* WHAT IS BEING ASKED
Rewrite every line of the records below as a JSON list of strings, one string per line, skipping blank lines and leaving out the pictures.

* MATERIALS PROVIDED
-- START --

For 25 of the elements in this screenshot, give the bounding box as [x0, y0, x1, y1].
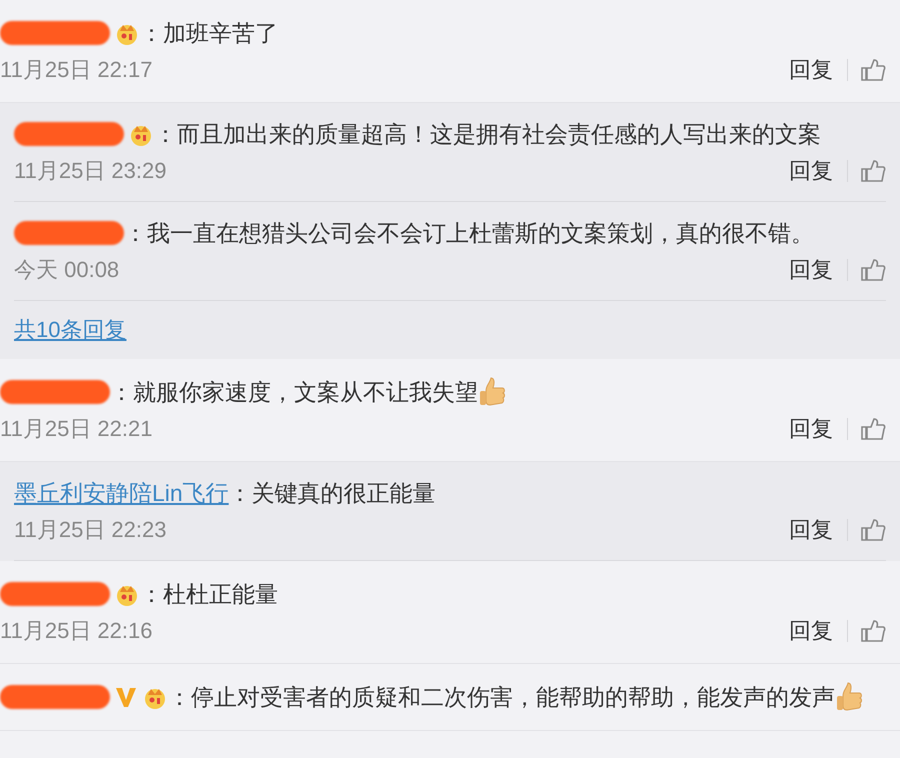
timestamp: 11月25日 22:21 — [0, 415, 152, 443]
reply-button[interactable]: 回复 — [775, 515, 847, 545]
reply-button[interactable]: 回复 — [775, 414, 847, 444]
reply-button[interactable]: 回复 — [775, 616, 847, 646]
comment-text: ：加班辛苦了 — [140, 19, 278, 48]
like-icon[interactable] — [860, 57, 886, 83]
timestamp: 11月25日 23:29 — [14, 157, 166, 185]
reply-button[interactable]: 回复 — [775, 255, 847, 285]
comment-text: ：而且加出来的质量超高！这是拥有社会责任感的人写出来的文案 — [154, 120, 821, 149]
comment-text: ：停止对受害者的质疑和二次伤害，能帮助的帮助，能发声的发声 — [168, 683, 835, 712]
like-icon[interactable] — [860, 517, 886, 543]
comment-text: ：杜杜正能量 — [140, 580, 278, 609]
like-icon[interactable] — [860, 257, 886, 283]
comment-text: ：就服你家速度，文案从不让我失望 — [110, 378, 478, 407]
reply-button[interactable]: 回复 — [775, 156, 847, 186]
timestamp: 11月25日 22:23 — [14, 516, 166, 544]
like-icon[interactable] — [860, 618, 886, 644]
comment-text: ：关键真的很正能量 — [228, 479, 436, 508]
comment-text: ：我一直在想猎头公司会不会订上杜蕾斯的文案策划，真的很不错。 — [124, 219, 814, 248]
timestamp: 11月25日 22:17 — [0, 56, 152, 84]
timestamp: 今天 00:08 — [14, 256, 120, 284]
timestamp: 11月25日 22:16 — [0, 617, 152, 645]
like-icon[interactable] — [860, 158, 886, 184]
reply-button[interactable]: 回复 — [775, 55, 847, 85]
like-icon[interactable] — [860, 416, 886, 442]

-- END --

* OUTPUT FOR THIS EXERCISE
[
  "For 25 of the elements in this screenshot, give the bounding box as [x0, y0, x1, y1].",
  "timestamp: 11月25日 22:21 — [0, 415, 152, 443]",
  "reply-button[interactable]: 回复 — [775, 515, 847, 545]",
  "reply-button[interactable]: 回复 — [775, 414, 847, 444]",
  "reply-button[interactable]: 回复 — [775, 616, 847, 646]",
  "comment-text: ：加班辛苦了 — [140, 19, 278, 48]",
  "like-icon[interactable] — [860, 57, 886, 83]",
  "timestamp: 11月25日 23:29 — [14, 157, 166, 185]",
  "reply-button[interactable]: 回复 — [775, 255, 847, 285]",
  "comment-text: ：而且加出来的质量超高！这是拥有社会责任感的人写出来的文案 — [154, 120, 821, 149]",
  "comment-text: ：停止对受害者的质疑和二次伤害，能帮助的帮助，能发声的发声 — [168, 683, 835, 712]",
  "like-icon[interactable] — [860, 517, 886, 543]",
  "comment-text: ：杜杜正能量 — [140, 580, 278, 609]",
  "like-icon[interactable] — [860, 257, 886, 283]",
  "comment-text: ：就服你家速度，文案从不让我失望 — [110, 378, 478, 407]",
  "reply-button[interactable]: 回复 — [775, 156, 847, 186]",
  "timestamp: 11月25日 22:23 — [14, 516, 166, 544]",
  "like-icon[interactable] — [860, 618, 886, 644]",
  "comment-text: ：关键真的很正能量 — [228, 479, 436, 508]",
  "comment-text: ：我一直在想猎头公司会不会订上杜蕾斯的文案策划，真的很不错。 — [124, 219, 814, 248]",
  "timestamp: 11月25日 22:17 — [0, 56, 152, 84]",
  "timestamp: 今天 00:08 — [14, 256, 120, 284]",
  "timestamp: 11月25日 22:16 — [0, 617, 152, 645]",
  "like-icon[interactable] — [860, 158, 886, 184]",
  "reply-button[interactable]: 回复 — [775, 55, 847, 85]",
  "like-icon[interactable] — [860, 416, 886, 442]"
]